[Collected data entries]

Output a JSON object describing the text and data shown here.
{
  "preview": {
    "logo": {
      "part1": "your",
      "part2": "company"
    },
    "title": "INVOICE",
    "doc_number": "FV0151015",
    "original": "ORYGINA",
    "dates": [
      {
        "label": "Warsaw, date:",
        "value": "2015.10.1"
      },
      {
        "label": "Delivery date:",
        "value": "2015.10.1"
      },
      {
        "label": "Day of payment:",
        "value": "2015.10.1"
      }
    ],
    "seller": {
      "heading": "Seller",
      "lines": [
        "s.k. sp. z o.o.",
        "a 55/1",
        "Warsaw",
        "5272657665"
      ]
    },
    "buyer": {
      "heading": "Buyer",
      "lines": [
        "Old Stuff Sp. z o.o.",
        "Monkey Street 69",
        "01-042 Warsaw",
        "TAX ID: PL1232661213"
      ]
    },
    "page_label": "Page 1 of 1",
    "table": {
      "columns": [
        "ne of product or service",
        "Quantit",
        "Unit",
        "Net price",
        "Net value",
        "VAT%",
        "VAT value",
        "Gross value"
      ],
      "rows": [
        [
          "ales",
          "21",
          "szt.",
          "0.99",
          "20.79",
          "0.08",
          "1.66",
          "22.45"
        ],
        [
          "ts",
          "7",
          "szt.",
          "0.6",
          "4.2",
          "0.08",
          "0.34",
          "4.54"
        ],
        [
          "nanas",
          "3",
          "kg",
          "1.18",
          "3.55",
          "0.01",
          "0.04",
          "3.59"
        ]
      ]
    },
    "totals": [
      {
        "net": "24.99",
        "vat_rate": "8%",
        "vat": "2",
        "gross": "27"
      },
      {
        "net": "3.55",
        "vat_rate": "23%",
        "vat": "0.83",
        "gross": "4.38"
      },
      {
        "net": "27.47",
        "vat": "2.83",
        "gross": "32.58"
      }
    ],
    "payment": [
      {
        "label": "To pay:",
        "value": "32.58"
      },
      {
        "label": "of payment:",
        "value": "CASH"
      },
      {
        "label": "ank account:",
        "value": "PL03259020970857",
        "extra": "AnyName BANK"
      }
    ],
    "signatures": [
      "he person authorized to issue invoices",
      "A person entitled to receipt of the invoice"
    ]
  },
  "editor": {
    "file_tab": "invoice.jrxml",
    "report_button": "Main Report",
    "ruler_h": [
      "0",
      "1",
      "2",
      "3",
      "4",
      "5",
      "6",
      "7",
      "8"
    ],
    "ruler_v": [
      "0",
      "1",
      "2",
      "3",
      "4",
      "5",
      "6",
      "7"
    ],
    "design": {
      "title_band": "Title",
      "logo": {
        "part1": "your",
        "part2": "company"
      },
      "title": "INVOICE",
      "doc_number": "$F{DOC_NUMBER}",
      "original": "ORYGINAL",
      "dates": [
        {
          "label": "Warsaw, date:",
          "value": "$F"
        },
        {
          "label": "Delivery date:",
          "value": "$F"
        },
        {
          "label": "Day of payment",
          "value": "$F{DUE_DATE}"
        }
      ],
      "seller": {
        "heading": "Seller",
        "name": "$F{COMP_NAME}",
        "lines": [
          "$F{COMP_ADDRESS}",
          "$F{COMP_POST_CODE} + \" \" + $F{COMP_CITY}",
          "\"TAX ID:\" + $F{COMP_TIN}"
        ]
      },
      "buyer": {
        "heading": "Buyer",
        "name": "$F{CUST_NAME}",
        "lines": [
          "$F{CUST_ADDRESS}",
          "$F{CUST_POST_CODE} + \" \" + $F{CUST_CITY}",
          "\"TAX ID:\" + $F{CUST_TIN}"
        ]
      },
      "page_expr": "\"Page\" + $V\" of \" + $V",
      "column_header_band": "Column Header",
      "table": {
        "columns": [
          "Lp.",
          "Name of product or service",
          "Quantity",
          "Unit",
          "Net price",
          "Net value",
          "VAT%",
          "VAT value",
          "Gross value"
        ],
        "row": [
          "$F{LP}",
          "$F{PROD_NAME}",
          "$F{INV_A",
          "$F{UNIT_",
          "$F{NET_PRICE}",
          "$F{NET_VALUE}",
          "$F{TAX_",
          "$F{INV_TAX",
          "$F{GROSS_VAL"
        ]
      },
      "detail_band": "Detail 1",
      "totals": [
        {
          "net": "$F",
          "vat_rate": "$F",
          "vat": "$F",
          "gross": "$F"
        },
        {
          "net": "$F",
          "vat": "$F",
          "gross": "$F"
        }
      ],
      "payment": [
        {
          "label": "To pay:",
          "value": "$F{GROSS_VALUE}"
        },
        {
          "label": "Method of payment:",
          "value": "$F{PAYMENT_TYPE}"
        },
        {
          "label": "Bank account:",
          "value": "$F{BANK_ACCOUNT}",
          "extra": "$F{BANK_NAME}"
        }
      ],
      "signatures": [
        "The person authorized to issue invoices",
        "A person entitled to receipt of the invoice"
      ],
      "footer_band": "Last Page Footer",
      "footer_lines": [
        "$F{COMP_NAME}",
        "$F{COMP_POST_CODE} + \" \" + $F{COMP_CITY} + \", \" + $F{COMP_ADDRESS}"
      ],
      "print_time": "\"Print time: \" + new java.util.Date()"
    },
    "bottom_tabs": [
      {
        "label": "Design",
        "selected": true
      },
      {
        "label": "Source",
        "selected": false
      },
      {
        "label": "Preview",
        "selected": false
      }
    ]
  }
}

BRIEF - Take the lines above and print them exactly.

FINISHED EXERCISE -
Output a JSON object describing the text and data shown here.
{
  "preview": {
    "logo": {
      "part1": "your",
      "part2": "company"
    },
    "title": "INVOICE",
    "doc_number": "FV0151015",
    "original": "ORYGINA",
    "dates": [
      {
        "label": "Warsaw, date:",
        "value": "2015.10.1"
      },
      {
        "label": "Delivery date:",
        "value": "2015.10.1"
      },
      {
        "label": "Day of payment:",
        "value": "2015.10.1"
      }
    ],
    "seller": {
      "heading": "Seller",
      "lines": [
        "s.k. sp. z o.o.",
        "a 55/1",
        "Warsaw",
        "5272657665"
      ]
    },
    "buyer": {
      "heading": "Buyer",
      "lines": [
        "Old Stuff Sp. z o.o.",
        "Monkey Street 69",
        "01-042 Warsaw",
        "TAX ID: PL1232661213"
      ]
    },
    "page_label": "Page 1 of 1",
    "table": {
      "columns": [
        "ne of product or service",
        "Quantit",
        "Unit",
        "Net price",
        "Net value",
        "VAT%",
        "VAT value",
        "Gross value"
      ],
      "rows": [
        [
          "ales",
          "21",
          "szt.",
          "0.99",
          "20.79",
          "0.08",
          "1.66",
          "22.45"
        ],
        [
          "ts",
          "7",
          "szt.",
          "0.6",
          "4.2",
          "0.08",
          "0.34",
          "4.54"
        ],
        [
          "nanas",
          "3",
          "kg",
          "1.18",
          "3.55",
          "0.01",
          "0.04",
          "3.59"
        ]
      ]
    },
    "totals": [
      {
        "net": "24.99",
        "vat_rate": "8%",
        "vat": "2",
        "gross": "27"
      },
      {
        "net": "3.55",
        "vat_rate": "23%",
        "vat": "0.83",
        "gross": "4.38"
      },
      {
        "net": "27.47",
        "vat": "2.83",
        "gross": "32.58"
      }
    ],
    "payment": [
      {
        "label": "To pay:",
        "value": "32.58"
      },
      {
        "label": "of payment:",
        "value": "CASH"
      },
      {
        "label": "ank account:",
        "value": "PL03259020970857",
        "extra": "AnyName BANK"
      }
    ],
    "signatures": [
      "he person authorized to issue invoices",
      "A person entitled to receipt of the invoice"
    ]
  },
  "editor": {
    "file_tab": "invoice.jrxml",
    "report_button": "Main Report",
    "ruler_h": [
      "0",
      "1",
      "2",
      "3",
      "4",
      "5",
      "6",
      "7",
      "8"
    ],
    "ruler_v": [
      "0",
      "1",
      "2",
      "3",
      "4",
      "5",
      "6",
      "7"
    ],
    "design": {
      "title_band": "Title",
      "logo": {
        "part1": "your",
        "part2": "company"
      },
      "title": "INVOICE",
      "doc_number": "$F{DOC_NUMBER}",
      "original": "ORYGINAL",
      "dates": [
        {
          "label": "Warsaw, date:",
          "value": "$F"
        },
        {
          "label": "Delivery date:",
          "value": "$F"
        },
        {
          "label": "Day of payment",
          "value": "$F{DUE_DATE}"
        }
      ],
      "seller": {
        "heading": "Seller",
        "name": "$F{COMP_NAME}",
        "lines": [
          "$F{COMP_ADDRESS}",
          "$F{COMP_POST_CODE} + \" \" + $F{COMP_CITY}",
          "\"TAX ID:\" + $F{COMP_TIN}"
        ]
      },
      "buyer": {
        "heading": "Buyer",
        "name": "$F{CUST_NAME}",
        "lines": [
          "$F{CUST_ADDRESS}",
          "$F{CUST_POST_CODE} + \" \" + $F{CUST_CITY}",
          "\"TAX ID:\" + $F{CUST_TIN}"
        ]
      },
      "page_expr": "\"Page\" + $V\" of \" + $V",
      "column_header_band": "Column Header",
      "table": {
        "columns": [
          "Lp.",
          "Name of product or service",
          "Quantity",
          "Unit",
          "Net price",
          "Net value",
          "VAT%",
          "VAT value",
          "Gross value"
        ],
        "row": [
          "$F{LP}",
          "$F{PROD_NAME}",
          "$F{INV_A",
          "$F{UNIT_",
          "$F{NET_PRICE}",
          "$F{NET_VALUE}",
          "$F{TAX_",
          "$F{INV_TAX",
          "$F{GROSS_VAL"
        ]
      },
      "detail_band": "Detail 1",
      "totals": [
        {
          "net": "$F",
          "vat_rate": "$F",
          "vat": "$F",
          "gross": "$F"
        },
        {
          "net": "$F",
          "vat": "$F",
          "gross": "$F"
        }
      ],
      "payment": [
        {
          "label": "To pay:",
          "value": "$F{GROSS_VALUE}"
        },
        {
          "label": "Method of payment:",
          "value": "$F{PAYMENT_TYPE}"
        },
        {
          "label": "Bank account:",
          "value": "$F{BANK_ACCOUNT}",
          "extra": "$F{BANK_NAME}"
        }
      ],
      "signatures": [
        "The person authorized to issue invoices",
        "A person entitled to receipt of the invoice"
      ],
      "footer_band": "Last Page Footer",
      "footer_lines": [
        "$F{COMP_NAME}",
        "$F{COMP_POST_CODE} + \" \" + $F{COMP_CITY} + \", \" + $F{COMP_ADDRESS}"
      ],
      "print_time": "\"Print time: \" + new java.util.Date()"
    },
    "bottom_tabs": [
      {
        "label": "Design",
        "selected": true
      },
      {
        "label": "Source",
        "selected": false
      },
      {
        "label": "Preview",
        "selected": false
      }
    ]
  }
}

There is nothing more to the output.